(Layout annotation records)
* * * * *
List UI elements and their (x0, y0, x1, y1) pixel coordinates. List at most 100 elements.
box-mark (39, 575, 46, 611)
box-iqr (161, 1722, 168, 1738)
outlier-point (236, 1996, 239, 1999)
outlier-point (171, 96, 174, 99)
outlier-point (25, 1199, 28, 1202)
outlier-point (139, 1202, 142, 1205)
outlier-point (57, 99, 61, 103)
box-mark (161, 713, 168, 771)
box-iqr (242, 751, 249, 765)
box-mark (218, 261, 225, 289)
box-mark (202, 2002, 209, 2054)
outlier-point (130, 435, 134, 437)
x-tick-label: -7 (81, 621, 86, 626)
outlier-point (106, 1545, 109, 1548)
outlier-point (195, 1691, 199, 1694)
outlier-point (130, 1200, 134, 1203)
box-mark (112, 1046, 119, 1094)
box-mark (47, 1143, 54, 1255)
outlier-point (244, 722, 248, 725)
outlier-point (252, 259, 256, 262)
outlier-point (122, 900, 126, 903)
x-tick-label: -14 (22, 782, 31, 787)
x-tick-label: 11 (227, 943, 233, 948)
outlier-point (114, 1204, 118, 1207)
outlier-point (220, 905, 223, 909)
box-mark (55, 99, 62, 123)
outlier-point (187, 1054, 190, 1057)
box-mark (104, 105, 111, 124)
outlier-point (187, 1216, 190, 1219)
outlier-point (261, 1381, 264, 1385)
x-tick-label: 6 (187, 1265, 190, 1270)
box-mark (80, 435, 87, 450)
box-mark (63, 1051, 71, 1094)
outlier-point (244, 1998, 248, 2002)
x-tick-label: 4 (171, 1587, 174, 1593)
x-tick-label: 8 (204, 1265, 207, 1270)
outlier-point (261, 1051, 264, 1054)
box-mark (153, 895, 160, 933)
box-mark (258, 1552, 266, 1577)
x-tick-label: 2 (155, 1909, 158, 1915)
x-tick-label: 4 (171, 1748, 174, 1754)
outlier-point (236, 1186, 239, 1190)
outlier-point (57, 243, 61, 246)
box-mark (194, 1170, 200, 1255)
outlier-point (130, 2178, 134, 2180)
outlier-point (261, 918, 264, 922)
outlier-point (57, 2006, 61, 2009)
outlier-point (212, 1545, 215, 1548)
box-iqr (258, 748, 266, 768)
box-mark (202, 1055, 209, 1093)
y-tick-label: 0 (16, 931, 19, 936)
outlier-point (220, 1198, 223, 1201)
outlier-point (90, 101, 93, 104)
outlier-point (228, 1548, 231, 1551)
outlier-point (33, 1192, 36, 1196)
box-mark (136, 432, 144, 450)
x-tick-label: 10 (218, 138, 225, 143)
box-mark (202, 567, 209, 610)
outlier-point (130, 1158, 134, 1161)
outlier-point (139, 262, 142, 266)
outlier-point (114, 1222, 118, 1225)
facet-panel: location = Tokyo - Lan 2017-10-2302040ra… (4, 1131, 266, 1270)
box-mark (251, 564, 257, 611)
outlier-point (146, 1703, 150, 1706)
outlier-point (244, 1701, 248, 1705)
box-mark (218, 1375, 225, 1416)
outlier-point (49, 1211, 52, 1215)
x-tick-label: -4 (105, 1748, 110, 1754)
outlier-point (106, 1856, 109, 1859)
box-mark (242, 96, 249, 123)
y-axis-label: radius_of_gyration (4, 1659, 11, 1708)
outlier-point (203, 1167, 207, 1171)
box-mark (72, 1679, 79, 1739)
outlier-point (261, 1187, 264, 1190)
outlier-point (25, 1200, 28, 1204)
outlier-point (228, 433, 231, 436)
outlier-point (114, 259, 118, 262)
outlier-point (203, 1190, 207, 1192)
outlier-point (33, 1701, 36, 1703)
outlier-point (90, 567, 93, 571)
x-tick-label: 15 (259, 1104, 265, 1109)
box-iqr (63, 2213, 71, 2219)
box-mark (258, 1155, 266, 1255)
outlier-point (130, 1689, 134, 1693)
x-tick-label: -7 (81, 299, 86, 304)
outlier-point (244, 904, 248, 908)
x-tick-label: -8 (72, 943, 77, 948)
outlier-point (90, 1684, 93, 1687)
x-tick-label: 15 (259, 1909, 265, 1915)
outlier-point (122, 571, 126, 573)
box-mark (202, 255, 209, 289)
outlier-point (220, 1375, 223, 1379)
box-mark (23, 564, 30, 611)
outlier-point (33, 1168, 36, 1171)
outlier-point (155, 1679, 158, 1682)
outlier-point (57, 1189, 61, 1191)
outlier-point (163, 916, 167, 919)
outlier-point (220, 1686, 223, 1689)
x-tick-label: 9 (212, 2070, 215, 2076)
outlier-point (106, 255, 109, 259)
* * * * *
What you have to do :: Update the records by changing every "outlier-point" to "outlier-marker". Leave everything else the same.

Written answer ::
List UI elements and their (x0, y0, x1, y1) pixel coordinates. List at most 100 elements.
box-mark (39, 575, 46, 611)
box-iqr (161, 1722, 168, 1738)
outlier-marker (236, 1996, 239, 1999)
outlier-marker (171, 96, 174, 99)
outlier-marker (25, 1199, 28, 1202)
outlier-marker (139, 1202, 142, 1205)
outlier-marker (57, 99, 61, 103)
box-mark (161, 713, 168, 771)
box-iqr (242, 751, 249, 765)
box-mark (218, 261, 225, 289)
box-mark (202, 2002, 209, 2054)
outlier-marker (130, 435, 134, 437)
x-tick-label: -7 (81, 621, 86, 626)
outlier-marker (106, 1545, 109, 1548)
outlier-marker (195, 1691, 199, 1694)
outlier-marker (130, 1200, 134, 1203)
box-mark (112, 1046, 119, 1094)
box-mark (47, 1143, 54, 1255)
outlier-marker (244, 722, 248, 725)
outlier-marker (252, 259, 256, 262)
outlier-marker (122, 900, 126, 903)
x-tick-label: -14 (22, 782, 31, 787)
x-tick-label: 11 (227, 943, 233, 948)
outlier-marker (114, 1204, 118, 1207)
outlier-marker (220, 905, 223, 909)
box-mark (55, 99, 62, 123)
outlier-marker (187, 1054, 190, 1057)
box-mark (104, 105, 111, 124)
outlier-marker (187, 1216, 190, 1219)
outlier-marker (261, 1381, 264, 1385)
x-tick-label: 6 (187, 1265, 190, 1270)
box-mark (80, 435, 87, 450)
box-mark (63, 1051, 71, 1094)
outlier-marker (244, 1998, 248, 2002)
x-tick-label: 4 (171, 1587, 174, 1593)
x-tick-label: 8 (204, 1265, 207, 1270)
outlier-marker (261, 1051, 264, 1054)
box-mark (153, 895, 160, 933)
box-mark (258, 1552, 266, 1577)
x-tick-label: 2 (155, 1909, 158, 1915)
x-tick-label: 4 (171, 1748, 174, 1754)
outlier-marker (236, 1186, 239, 1190)
outlier-marker (57, 243, 61, 246)
box-mark (194, 1170, 200, 1255)
outlier-marker (130, 2178, 134, 2180)
outlier-marker (261, 918, 264, 922)
outlier-marker (57, 2006, 61, 2009)
outlier-marker (212, 1545, 215, 1548)
box-iqr (258, 748, 266, 768)
box-mark (202, 1055, 209, 1093)
y-tick-label: 0 (16, 931, 19, 936)
outlier-marker (220, 1198, 223, 1201)
outlier-marker (90, 101, 93, 104)
outlier-marker (228, 1548, 231, 1551)
outlier-marker (33, 1192, 36, 1196)
box-mark (136, 432, 144, 450)
x-tick-label: 10 (218, 138, 225, 143)
box-mark (202, 567, 209, 610)
outlier-marker (130, 1158, 134, 1161)
outlier-marker (139, 262, 142, 266)
outlier-marker (114, 1222, 118, 1225)
facet-panel: location = Tokyo - Lan 2017-10-2302040ra… (4, 1131, 266, 1270)
box-mark (251, 564, 257, 611)
outlier-marker (146, 1703, 150, 1706)
outlier-marker (244, 1701, 248, 1705)
box-mark (218, 1375, 225, 1416)
outlier-marker (49, 1211, 52, 1215)
x-tick-label: -4 (105, 1748, 110, 1754)
outlier-marker (106, 1856, 109, 1859)
box-mark (242, 96, 249, 123)
y-axis-label: radius_of_gyration (4, 1659, 11, 1708)
outlier-marker (203, 1167, 207, 1171)
box-mark (72, 1679, 79, 1739)
outlier-marker (261, 1187, 264, 1190)
outlier-marker (25, 1200, 28, 1204)
outlier-marker (228, 433, 231, 436)
outlier-marker (114, 259, 118, 262)
outlier-marker (203, 1190, 207, 1192)
outlier-marker (33, 1701, 36, 1703)
outlier-marker (90, 567, 93, 571)
x-tick-label: 15 (259, 1104, 265, 1109)
box-iqr (63, 2213, 71, 2219)
box-mark (258, 1155, 266, 1255)
outlier-marker (130, 1689, 134, 1693)
x-tick-label: -7 (81, 299, 86, 304)
outlier-marker (244, 904, 248, 908)
x-tick-label: -8 (72, 943, 77, 948)
outlier-marker (90, 1684, 93, 1687)
x-tick-label: 15 (259, 1909, 265, 1915)
outlier-marker (122, 571, 126, 573)
box-mark (202, 255, 209, 289)
outlier-marker (220, 1375, 223, 1379)
box-mark (23, 564, 30, 611)
outlier-marker (33, 1168, 36, 1171)
outlier-marker (155, 1679, 158, 1682)
outlier-marker (57, 1189, 61, 1191)
outlier-marker (163, 916, 167, 919)
outlier-marker (220, 1686, 223, 1689)
x-tick-label: 9 (212, 2070, 215, 2076)
outlier-marker (106, 255, 109, 259)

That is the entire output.